◆ What to work on ◆
Search the material below for the word "caption". Copy every line that has it.

+-------+

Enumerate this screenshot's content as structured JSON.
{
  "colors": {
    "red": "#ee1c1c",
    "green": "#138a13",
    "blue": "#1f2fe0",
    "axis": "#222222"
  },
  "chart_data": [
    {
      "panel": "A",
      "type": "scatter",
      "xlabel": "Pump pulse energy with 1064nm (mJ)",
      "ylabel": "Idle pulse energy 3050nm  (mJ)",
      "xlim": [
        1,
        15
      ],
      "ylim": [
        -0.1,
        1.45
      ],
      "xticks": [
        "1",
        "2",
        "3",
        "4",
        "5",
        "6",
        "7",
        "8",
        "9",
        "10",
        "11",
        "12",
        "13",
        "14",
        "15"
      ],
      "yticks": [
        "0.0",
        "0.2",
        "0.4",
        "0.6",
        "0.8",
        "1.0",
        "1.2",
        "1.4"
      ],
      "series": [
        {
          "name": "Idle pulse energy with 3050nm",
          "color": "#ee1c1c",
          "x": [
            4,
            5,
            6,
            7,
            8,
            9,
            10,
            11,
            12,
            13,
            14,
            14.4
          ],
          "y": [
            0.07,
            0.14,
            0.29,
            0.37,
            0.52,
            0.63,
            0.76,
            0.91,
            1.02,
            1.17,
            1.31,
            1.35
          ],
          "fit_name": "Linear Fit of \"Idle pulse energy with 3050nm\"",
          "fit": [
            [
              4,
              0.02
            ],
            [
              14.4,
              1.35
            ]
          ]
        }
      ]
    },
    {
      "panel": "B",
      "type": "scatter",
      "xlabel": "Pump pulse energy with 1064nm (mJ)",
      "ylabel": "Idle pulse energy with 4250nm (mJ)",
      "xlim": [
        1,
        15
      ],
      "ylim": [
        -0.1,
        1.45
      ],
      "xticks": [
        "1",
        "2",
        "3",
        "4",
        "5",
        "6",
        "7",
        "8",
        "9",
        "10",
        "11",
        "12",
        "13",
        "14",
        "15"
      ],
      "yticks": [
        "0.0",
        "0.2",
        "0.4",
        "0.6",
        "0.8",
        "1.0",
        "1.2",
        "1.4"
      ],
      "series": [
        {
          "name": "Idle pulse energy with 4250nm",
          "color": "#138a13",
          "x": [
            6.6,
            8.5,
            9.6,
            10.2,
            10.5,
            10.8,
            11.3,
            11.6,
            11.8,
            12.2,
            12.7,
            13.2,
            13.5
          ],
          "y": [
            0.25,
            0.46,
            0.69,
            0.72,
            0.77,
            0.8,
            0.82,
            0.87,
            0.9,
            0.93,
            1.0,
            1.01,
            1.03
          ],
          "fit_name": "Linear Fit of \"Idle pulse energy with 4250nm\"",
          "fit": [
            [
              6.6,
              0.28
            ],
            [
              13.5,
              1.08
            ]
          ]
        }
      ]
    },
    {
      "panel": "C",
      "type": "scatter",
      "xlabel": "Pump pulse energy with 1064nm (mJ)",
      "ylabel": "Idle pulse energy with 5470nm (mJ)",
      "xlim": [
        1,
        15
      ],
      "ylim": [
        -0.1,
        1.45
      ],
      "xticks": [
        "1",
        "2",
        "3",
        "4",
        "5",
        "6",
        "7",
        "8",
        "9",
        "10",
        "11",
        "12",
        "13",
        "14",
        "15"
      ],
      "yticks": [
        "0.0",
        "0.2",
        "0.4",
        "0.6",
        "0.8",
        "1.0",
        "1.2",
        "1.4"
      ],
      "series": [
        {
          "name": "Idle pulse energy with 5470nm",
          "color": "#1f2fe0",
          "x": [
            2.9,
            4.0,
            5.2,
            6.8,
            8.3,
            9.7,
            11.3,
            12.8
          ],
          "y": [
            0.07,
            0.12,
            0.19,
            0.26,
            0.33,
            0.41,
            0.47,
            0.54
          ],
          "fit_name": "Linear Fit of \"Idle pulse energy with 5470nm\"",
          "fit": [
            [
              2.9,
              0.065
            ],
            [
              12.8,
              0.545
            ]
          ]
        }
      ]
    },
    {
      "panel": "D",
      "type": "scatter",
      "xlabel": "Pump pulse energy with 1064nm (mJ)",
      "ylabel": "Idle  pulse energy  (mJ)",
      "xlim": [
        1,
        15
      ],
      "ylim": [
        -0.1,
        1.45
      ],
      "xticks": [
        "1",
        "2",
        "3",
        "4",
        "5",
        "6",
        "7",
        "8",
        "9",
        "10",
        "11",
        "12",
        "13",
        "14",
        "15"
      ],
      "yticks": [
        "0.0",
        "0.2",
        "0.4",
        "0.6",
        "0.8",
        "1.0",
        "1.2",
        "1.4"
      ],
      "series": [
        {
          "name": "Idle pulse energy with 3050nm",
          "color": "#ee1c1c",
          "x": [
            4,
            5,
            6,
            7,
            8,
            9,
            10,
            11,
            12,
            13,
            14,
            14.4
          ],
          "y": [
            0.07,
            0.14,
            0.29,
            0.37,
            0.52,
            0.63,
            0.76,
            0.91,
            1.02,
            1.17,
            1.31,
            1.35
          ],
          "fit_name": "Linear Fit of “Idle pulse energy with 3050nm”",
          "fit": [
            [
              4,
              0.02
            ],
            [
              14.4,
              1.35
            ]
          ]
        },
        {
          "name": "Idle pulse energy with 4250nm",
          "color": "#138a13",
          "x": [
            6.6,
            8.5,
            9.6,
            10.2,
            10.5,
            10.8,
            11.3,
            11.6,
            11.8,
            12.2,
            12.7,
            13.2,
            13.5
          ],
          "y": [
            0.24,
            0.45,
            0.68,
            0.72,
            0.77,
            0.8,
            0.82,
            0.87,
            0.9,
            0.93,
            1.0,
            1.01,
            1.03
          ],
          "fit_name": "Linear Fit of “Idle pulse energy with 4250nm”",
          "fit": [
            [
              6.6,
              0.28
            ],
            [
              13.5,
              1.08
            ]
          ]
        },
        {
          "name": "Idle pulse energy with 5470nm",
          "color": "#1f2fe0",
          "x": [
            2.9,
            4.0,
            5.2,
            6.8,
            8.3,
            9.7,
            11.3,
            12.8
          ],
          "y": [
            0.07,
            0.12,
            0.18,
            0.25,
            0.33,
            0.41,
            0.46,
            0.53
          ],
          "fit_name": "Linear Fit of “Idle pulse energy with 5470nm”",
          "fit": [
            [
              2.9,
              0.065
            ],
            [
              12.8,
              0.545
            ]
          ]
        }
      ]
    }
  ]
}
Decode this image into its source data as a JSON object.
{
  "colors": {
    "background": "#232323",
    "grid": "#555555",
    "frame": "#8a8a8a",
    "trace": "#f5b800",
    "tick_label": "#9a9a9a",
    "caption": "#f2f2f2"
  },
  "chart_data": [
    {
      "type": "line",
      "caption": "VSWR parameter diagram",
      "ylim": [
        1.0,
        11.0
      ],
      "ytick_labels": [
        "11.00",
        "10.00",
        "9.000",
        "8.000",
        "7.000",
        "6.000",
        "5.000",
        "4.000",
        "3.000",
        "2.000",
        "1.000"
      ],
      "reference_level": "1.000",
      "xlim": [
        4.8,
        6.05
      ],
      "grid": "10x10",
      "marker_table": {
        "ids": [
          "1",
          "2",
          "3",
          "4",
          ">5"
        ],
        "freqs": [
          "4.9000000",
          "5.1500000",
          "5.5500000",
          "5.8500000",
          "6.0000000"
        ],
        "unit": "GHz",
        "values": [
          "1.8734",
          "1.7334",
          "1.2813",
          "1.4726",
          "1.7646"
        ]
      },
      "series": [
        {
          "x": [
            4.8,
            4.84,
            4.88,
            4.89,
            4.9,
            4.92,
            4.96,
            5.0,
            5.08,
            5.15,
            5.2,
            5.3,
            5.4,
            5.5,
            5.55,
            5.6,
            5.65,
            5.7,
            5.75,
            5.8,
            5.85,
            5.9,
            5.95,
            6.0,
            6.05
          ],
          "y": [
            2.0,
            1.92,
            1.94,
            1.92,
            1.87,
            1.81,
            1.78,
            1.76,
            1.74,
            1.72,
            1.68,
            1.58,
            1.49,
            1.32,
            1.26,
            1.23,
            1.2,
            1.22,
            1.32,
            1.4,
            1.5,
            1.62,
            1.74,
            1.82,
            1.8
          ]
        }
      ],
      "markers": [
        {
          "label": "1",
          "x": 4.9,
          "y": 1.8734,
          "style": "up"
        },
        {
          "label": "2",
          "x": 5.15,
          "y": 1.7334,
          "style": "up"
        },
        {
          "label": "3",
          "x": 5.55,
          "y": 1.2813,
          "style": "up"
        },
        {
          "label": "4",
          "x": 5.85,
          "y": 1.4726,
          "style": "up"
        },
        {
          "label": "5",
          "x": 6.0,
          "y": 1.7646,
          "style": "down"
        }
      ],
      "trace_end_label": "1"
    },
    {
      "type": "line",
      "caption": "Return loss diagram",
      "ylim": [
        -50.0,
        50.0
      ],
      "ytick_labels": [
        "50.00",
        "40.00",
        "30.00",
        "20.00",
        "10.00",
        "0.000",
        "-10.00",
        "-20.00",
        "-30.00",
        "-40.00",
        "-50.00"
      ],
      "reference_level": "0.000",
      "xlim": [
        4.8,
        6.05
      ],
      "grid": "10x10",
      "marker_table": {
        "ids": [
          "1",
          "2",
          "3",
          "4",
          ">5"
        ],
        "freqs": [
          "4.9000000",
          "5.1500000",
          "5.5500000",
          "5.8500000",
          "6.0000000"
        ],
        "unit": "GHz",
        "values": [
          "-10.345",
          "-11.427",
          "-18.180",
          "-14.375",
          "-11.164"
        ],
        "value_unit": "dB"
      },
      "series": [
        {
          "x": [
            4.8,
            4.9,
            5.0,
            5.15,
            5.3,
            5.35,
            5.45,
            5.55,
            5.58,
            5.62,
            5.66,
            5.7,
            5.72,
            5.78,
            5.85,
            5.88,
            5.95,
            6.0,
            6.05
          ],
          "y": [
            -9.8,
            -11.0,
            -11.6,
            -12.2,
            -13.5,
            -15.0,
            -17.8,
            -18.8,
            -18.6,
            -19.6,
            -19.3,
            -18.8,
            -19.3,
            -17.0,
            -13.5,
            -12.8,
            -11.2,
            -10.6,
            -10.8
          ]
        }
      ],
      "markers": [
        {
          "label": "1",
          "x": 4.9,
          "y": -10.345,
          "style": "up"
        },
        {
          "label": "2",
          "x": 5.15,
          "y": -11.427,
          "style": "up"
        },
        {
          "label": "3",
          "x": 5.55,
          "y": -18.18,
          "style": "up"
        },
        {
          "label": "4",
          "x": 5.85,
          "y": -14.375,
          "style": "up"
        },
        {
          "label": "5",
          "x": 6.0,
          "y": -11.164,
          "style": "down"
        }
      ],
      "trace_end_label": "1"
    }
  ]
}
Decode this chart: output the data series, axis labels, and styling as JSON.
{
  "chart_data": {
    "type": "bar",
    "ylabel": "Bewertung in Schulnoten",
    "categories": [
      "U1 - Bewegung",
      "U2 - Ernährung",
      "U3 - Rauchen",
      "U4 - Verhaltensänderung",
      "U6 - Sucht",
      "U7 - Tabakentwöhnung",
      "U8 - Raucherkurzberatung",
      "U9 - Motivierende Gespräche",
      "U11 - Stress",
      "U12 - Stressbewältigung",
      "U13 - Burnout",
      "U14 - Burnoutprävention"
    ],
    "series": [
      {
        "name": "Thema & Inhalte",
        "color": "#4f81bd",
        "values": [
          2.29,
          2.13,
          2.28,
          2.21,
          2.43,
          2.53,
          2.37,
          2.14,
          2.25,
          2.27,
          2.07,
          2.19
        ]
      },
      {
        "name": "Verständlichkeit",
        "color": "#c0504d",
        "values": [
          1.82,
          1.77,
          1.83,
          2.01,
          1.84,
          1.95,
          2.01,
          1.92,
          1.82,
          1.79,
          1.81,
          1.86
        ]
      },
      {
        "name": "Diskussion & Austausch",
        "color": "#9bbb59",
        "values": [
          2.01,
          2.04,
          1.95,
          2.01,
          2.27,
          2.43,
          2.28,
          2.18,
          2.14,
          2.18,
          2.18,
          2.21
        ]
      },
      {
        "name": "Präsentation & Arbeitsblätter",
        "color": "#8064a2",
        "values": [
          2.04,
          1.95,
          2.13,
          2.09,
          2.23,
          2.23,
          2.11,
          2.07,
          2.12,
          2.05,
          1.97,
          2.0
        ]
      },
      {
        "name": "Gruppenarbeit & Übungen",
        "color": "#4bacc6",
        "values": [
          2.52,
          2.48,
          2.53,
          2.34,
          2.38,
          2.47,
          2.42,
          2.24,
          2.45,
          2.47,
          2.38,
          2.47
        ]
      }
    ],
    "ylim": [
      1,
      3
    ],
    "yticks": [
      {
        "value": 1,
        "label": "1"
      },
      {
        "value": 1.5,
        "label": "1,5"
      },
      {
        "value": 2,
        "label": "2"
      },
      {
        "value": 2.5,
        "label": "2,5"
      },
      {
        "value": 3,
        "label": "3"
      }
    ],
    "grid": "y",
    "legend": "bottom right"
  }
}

+-------+

◆ Written answer ◆
    "caption": "#f2f2f2"
      "caption": "VSWR parameter diagram",
      "caption": "Return loss diagram",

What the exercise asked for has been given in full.